> **DATA ENTRIES**
*****
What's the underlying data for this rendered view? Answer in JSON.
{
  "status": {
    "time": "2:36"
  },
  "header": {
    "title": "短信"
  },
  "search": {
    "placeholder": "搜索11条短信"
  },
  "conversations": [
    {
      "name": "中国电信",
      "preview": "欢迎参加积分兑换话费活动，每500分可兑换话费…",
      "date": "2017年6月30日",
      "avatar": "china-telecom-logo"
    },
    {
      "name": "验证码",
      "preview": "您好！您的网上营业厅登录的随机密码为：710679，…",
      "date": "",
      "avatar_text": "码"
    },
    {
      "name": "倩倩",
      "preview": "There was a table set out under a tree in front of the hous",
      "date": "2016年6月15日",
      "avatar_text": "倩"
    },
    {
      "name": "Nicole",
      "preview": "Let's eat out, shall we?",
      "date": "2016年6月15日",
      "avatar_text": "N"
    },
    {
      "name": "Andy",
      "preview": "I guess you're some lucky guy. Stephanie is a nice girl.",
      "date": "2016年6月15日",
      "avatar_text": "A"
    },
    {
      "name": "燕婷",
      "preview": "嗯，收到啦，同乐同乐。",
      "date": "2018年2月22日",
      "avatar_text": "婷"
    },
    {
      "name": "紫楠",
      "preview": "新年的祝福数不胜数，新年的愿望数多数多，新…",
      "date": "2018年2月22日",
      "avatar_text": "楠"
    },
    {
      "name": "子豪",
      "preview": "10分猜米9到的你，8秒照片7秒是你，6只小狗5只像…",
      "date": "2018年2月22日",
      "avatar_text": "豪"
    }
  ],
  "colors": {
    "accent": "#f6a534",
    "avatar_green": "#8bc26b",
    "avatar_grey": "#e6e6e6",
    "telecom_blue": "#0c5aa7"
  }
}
*****
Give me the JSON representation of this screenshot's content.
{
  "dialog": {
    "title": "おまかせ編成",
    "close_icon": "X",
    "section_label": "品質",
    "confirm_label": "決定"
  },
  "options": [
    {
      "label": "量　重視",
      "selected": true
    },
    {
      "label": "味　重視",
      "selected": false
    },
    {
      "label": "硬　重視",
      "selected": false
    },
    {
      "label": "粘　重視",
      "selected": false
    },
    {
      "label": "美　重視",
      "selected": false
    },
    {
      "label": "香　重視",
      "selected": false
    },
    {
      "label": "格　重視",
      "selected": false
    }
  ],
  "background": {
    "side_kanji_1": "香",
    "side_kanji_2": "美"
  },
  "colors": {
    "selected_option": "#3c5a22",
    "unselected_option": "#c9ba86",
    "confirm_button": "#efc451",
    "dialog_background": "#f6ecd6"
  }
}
*****
> **WHAT IS ASKED**
From the listing above, pick out each line where the word "this" appears.

> **FULL SOLUTION**
What's the underlying data for this rendered view? Answer in JSON.
Give me the JSON representation of this screenshot's content.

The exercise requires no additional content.